++++ DATASET RECORDS

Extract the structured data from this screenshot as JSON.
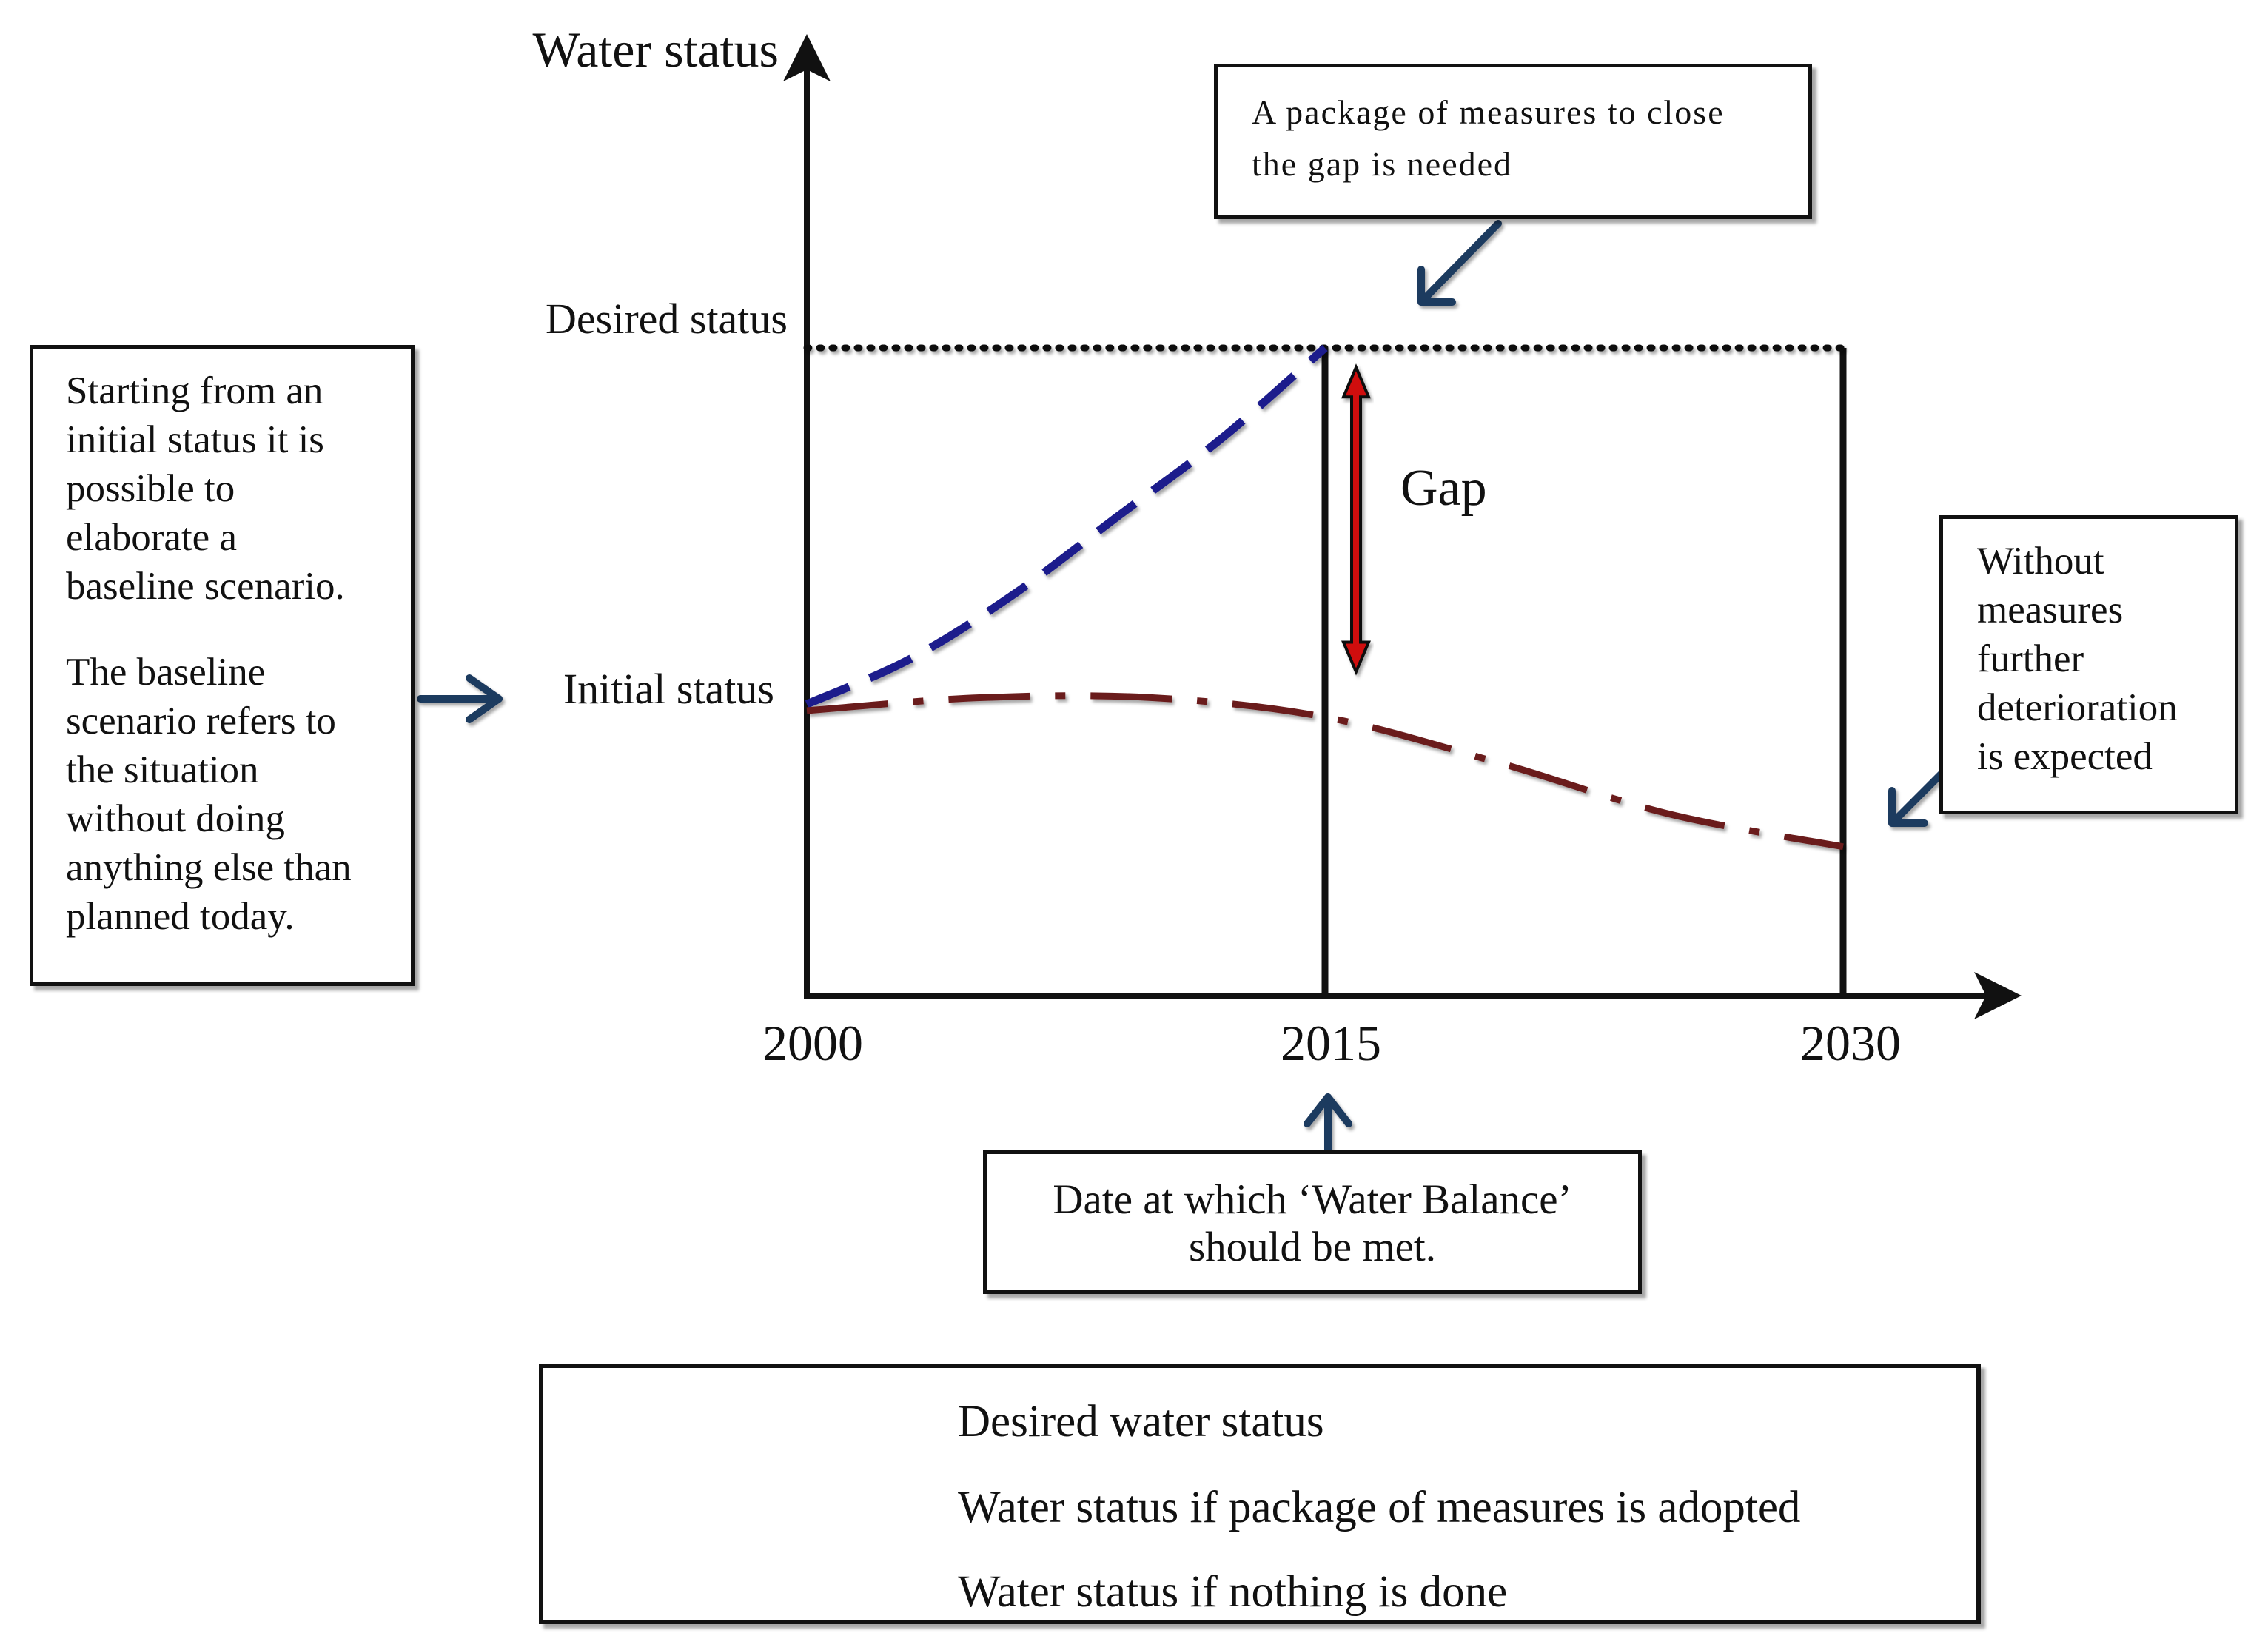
{
  "chart_data": {
    "type": "line",
    "title": "",
    "ylabel": "Water status",
    "xlabel": "",
    "x_ticks": [
      "2000",
      "2015",
      "2030"
    ],
    "y_levels": [
      "Desired status",
      "Initial status"
    ],
    "xlim": [
      2000,
      2033
    ],
    "ylim": [
      0,
      10
    ],
    "series": [
      {
        "name": "Desired water status",
        "style": "dotted",
        "color": "#111111",
        "x": [
          2000,
          2030
        ],
        "y": [
          10,
          10
        ]
      },
      {
        "name": "Water status if package of measures is adopted",
        "style": "dashed",
        "color": "#1a1a8c",
        "x": [
          2000,
          2003,
          2006,
          2009,
          2012,
          2015
        ],
        "y": [
          4.5,
          5.2,
          6.2,
          7.4,
          8.6,
          10
        ]
      },
      {
        "name": "Water status if nothing is done",
        "style": "dash-dot",
        "color": "#6b1a1a",
        "x": [
          2000,
          2005,
          2010,
          2015,
          2020,
          2025,
          2030
        ],
        "y": [
          4.4,
          4.6,
          4.6,
          4.3,
          3.6,
          2.8,
          2.3
        ]
      }
    ],
    "gap_label": "Gap",
    "gap_x": 2015.9,
    "gap_y": [
      5.0,
      9.7
    ]
  },
  "annotations": {
    "left_box_para1": "Starting from an initial status it is possible to elaborate a baseline scenario.",
    "left_box_para2": "The baseline scenario refers to the situation without doing anything else than planned today.",
    "left_box_lines1": [
      "Starting from an",
      "initial status it is",
      "possible to",
      "elaborate a",
      "baseline scenario."
    ],
    "left_box_lines2": [
      "The baseline",
      "scenario refers to",
      "the situation",
      "without doing",
      "anything else than",
      "planned today."
    ],
    "top_box_lines": [
      "A package of measures to close",
      "the gap is needed"
    ],
    "right_box_lines": [
      "Without",
      "measures",
      "further",
      "deterioration",
      "is expected"
    ],
    "bottom_box_lines": [
      "Date at which ‘Water Balance’",
      "should be met."
    ]
  },
  "colors": {
    "axis": "#111111",
    "arrow": "#1f3a5f",
    "gap_arrow_fill": "#d01010",
    "blue_line": "#1a1a8c",
    "red_line": "#6b1a1a"
  }
}
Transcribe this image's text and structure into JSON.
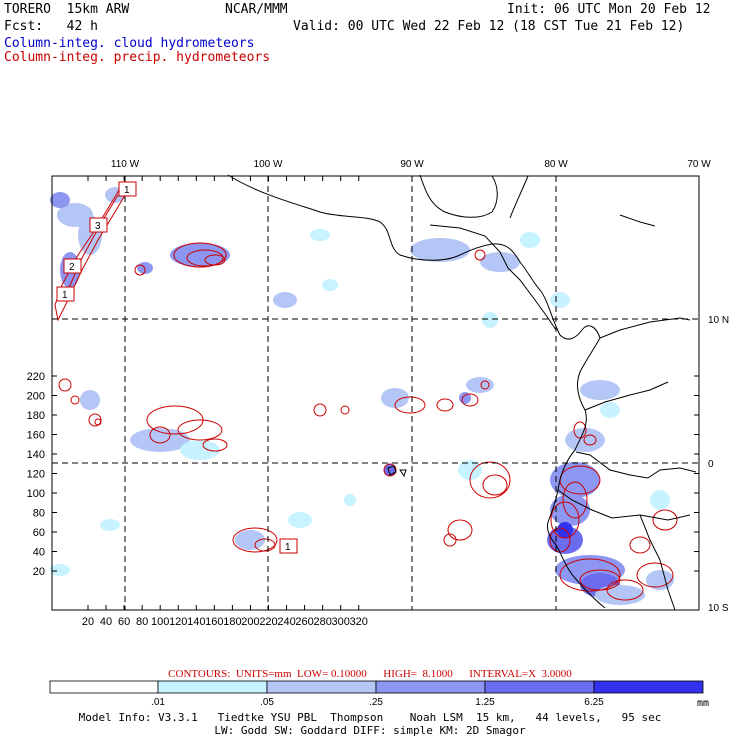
{
  "header": {
    "model": "TORERO  15km ARW",
    "center": "NCAR/MMM",
    "init": "Init: 06 UTC Mon 20 Feb 12",
    "fcst": "Fcst:   42 h",
    "valid": "Valid: 00 UTC Wed 22 Feb 12 (18 CST Tue 21 Feb 12)",
    "field1": "Column-integ. cloud hydrometeors",
    "field2": "Column-integ. precip. hydrometeors"
  },
  "colors": {
    "cloud": "#0000cc",
    "precip": "#cc0000",
    "fill_levels": [
      "#c6f3ff",
      "#b4c6f5",
      "#8d96f0",
      "#6c6cef",
      "#3232ee"
    ]
  },
  "map": {
    "lon_labels": [
      "110 W",
      "100 W",
      "90 W",
      "80 W",
      "70 W"
    ],
    "lat_labels": [
      "10 N",
      "0",
      "10 S"
    ],
    "x_ticks": [
      "20",
      "40",
      "60",
      "80",
      "100",
      "120",
      "140",
      "160",
      "180",
      "200",
      "220",
      "240",
      "260",
      "280",
      "300",
      "320"
    ],
    "y_ticks": [
      "20",
      "40",
      "60",
      "80",
      "100",
      "120",
      "140",
      "160",
      "180",
      "200",
      "220"
    ],
    "box_labels": [
      "1",
      "3",
      "2",
      "1",
      "1"
    ]
  },
  "contours": {
    "text": "CONTOURS:  UNITS=mm  LOW= 0.10000      HIGH=  8.1000      INTERVAL=X  3.0000"
  },
  "legend": {
    "labels": [
      ".01",
      ".05",
      ".25",
      "1.25",
      "6.25"
    ],
    "units": "mm"
  },
  "footer": {
    "line1": "Model Info: V3.3.1   Tiedtke YSU PBL  Thompson    Noah LSM  15 km,   44 levels,   95 sec",
    "line2": "LW: Godd SW: Goddard DIFF: simple KM: 2D Smagor"
  }
}
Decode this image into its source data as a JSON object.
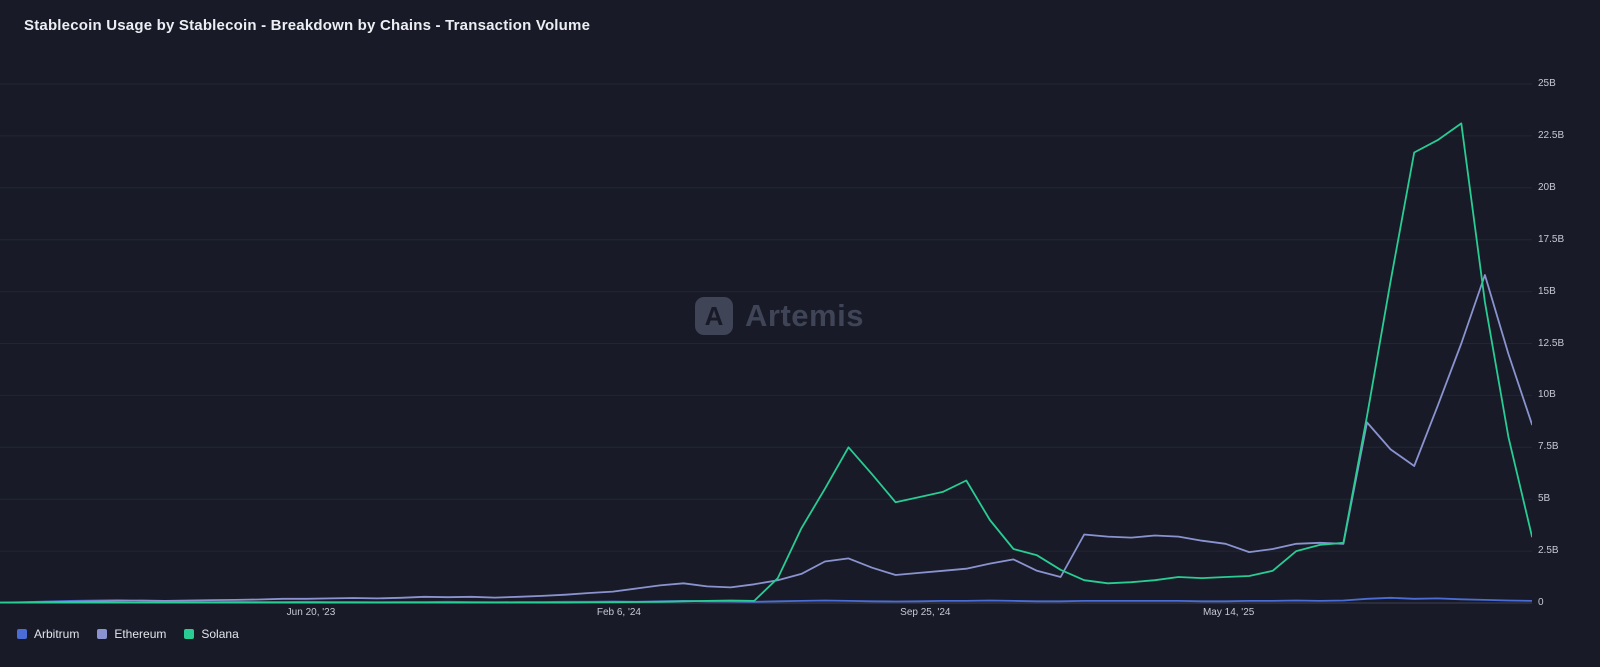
{
  "title": "Stablecoin Usage by Stablecoin - Breakdown by Chains - Transaction Volume",
  "watermark": {
    "brand": "Artemis",
    "logo_letter": "A"
  },
  "chart_data": {
    "type": "line",
    "title": "Stablecoin Usage by Stablecoin - Breakdown by Chains - Transaction Volume",
    "xlabel": "",
    "ylabel": "Transaction Volume",
    "unit": "B",
    "y_max": 25,
    "ylim": [
      0,
      25
    ],
    "grid": true,
    "legend_position": "bottom-left",
    "y_ticks": [
      "0",
      "2.5B",
      "5B",
      "7.5B",
      "10B",
      "12.5B",
      "15B",
      "17.5B",
      "20B",
      "22.5B",
      "25B"
    ],
    "x_ticks": [
      {
        "label": "Jun 20, '23",
        "pos": 0.203
      },
      {
        "label": "Feb 6, '24",
        "pos": 0.404
      },
      {
        "label": "Sep 25, '24",
        "pos": 0.604
      },
      {
        "label": "May 14, '25",
        "pos": 0.802
      }
    ],
    "series": [
      {
        "name": "Arbitrum",
        "color": "#4a6cd4",
        "values": [
          0.02,
          0.04,
          0.07,
          0.1,
          0.12,
          0.14,
          0.1,
          0.08,
          0.06,
          0.05,
          0.06,
          0.05,
          0.05,
          0.06,
          0.05,
          0.05,
          0.04,
          0.05,
          0.05,
          0.06,
          0.05,
          0.04,
          0.05,
          0.05,
          0.06,
          0.06,
          0.07,
          0.06,
          0.08,
          0.1,
          0.08,
          0.07,
          0.06,
          0.08,
          0.1,
          0.12,
          0.1,
          0.08,
          0.07,
          0.08,
          0.1,
          0.1,
          0.12,
          0.1,
          0.08,
          0.08,
          0.1,
          0.1,
          0.1,
          0.1,
          0.1,
          0.08,
          0.08,
          0.1,
          0.1,
          0.12,
          0.1,
          0.12,
          0.2,
          0.25,
          0.2,
          0.22,
          0.18,
          0.15,
          0.12,
          0.1
        ]
      },
      {
        "name": "Ethereum",
        "color": "#8a93cf",
        "values": [
          0.02,
          0.03,
          0.05,
          0.06,
          0.08,
          0.1,
          0.12,
          0.1,
          0.12,
          0.14,
          0.15,
          0.17,
          0.2,
          0.2,
          0.22,
          0.24,
          0.22,
          0.25,
          0.3,
          0.28,
          0.3,
          0.26,
          0.3,
          0.34,
          0.4,
          0.48,
          0.55,
          0.7,
          0.85,
          0.95,
          0.8,
          0.75,
          0.9,
          1.1,
          1.4,
          2.0,
          2.15,
          1.7,
          1.35,
          1.45,
          1.55,
          1.65,
          1.9,
          2.1,
          1.55,
          1.25,
          3.3,
          3.2,
          3.15,
          3.25,
          3.2,
          3.0,
          2.85,
          2.45,
          2.6,
          2.85,
          2.9,
          2.85,
          8.7,
          7.4,
          6.6,
          9.5,
          12.5,
          15.8,
          12.0,
          8.6
        ]
      },
      {
        "name": "Solana",
        "color": "#29cc92",
        "values": [
          0.02,
          0.02,
          0.02,
          0.02,
          0.02,
          0.02,
          0.02,
          0.02,
          0.02,
          0.02,
          0.02,
          0.02,
          0.02,
          0.02,
          0.02,
          0.02,
          0.02,
          0.02,
          0.02,
          0.02,
          0.02,
          0.02,
          0.02,
          0.02,
          0.02,
          0.03,
          0.04,
          0.05,
          0.06,
          0.08,
          0.1,
          0.12,
          0.1,
          1.2,
          3.6,
          5.5,
          7.5,
          6.2,
          4.85,
          5.1,
          5.35,
          5.9,
          4.0,
          2.6,
          2.3,
          1.6,
          1.1,
          0.95,
          1.0,
          1.1,
          1.25,
          1.2,
          1.25,
          1.3,
          1.55,
          2.5,
          2.8,
          2.9,
          9.0,
          15.5,
          21.7,
          22.3,
          23.1,
          14.5,
          8.0,
          3.2
        ]
      }
    ]
  }
}
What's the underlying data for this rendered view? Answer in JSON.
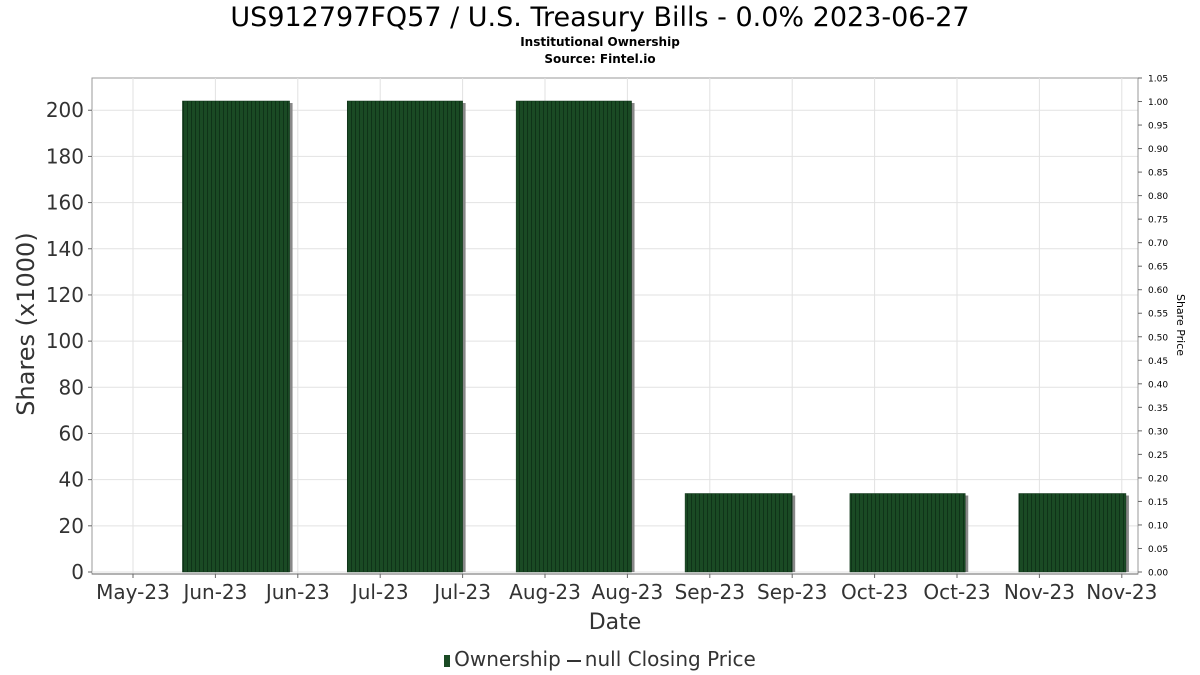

++++++++

EXERCISE PROMPT
Using the material above, report each line where "elaborate" occurs.

ANSWER TO THE PROBLEM
    "left_box_para1": "Starting from an initial status it is possible to elaborate a baseline scenario.",
      "elaborate a",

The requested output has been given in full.